* _WRITTEN PROBLEM_
Look through the data and write out every line with the word "illuminated" in it.

* _ITEMS_
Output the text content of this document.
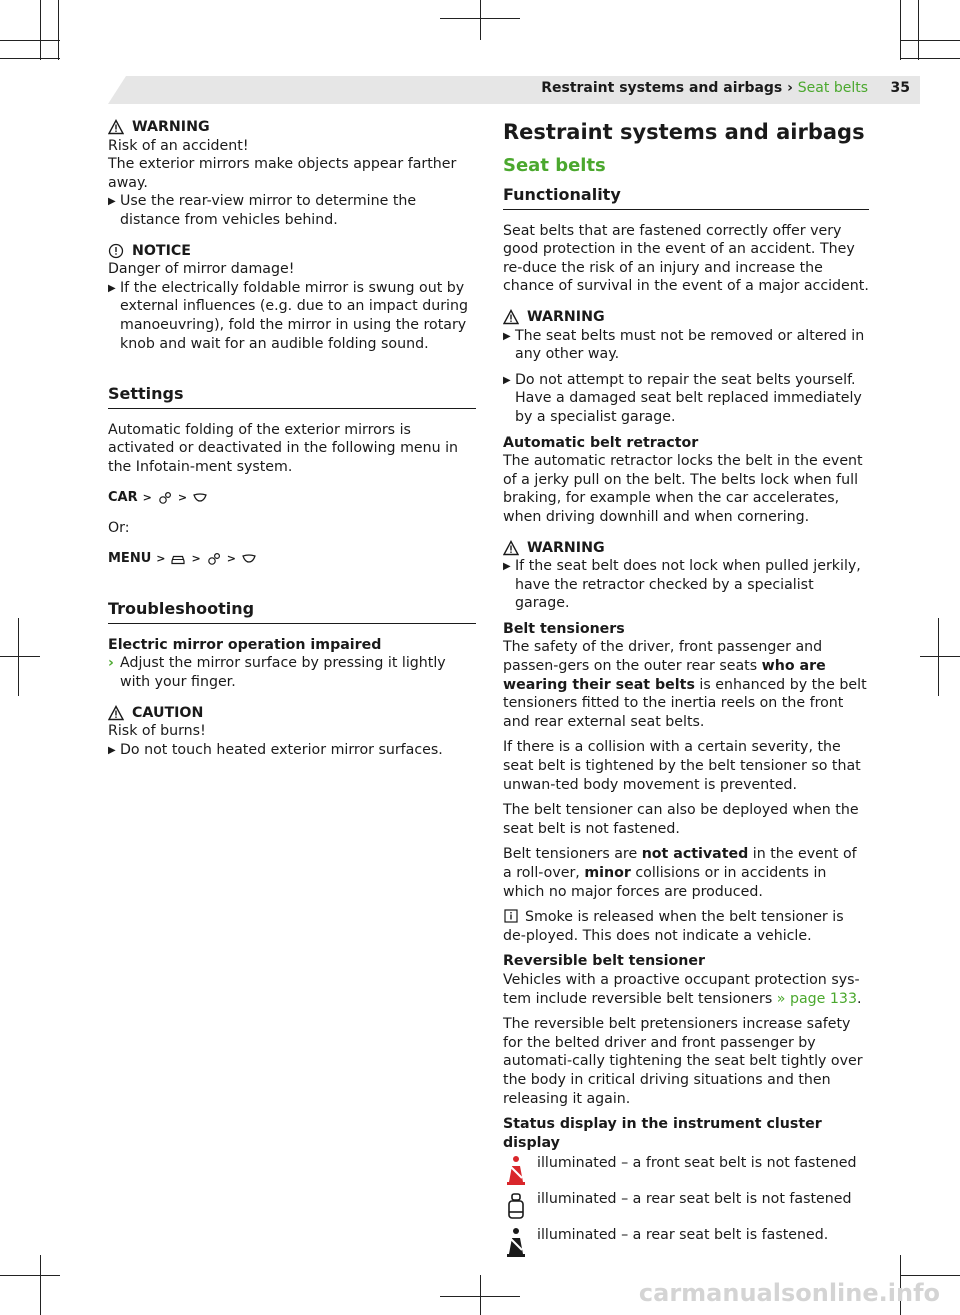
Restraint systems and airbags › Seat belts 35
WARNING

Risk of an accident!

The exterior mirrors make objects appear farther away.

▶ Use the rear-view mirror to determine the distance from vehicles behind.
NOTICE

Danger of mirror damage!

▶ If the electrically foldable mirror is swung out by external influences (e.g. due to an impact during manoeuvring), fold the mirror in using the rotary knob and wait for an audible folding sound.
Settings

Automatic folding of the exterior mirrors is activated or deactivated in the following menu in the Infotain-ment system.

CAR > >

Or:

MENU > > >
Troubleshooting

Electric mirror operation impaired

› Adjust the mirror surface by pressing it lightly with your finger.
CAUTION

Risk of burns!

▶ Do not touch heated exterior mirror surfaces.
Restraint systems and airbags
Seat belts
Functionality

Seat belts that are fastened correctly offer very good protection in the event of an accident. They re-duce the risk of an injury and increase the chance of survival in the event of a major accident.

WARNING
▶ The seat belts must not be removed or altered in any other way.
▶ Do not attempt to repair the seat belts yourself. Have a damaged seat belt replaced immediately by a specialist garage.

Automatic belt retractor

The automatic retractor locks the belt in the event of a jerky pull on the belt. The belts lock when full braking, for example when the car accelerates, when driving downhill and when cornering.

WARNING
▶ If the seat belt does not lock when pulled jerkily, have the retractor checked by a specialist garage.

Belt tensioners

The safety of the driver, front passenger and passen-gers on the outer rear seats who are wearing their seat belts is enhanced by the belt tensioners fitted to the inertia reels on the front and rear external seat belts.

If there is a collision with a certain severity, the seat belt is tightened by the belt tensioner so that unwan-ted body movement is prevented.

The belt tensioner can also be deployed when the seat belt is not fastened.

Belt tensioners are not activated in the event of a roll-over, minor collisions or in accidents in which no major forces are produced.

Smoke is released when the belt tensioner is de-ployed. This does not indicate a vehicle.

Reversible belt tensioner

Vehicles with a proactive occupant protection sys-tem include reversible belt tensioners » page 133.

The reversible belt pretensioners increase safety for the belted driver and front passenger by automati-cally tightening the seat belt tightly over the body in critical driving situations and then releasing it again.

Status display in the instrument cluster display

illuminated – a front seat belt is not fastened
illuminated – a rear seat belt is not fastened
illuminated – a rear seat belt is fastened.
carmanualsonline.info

* _COMPLETED TASK_
illuminated – a front seat belt is not fastened
illuminated – a rear seat belt is not fastened
illuminated – a rear seat belt is fastened.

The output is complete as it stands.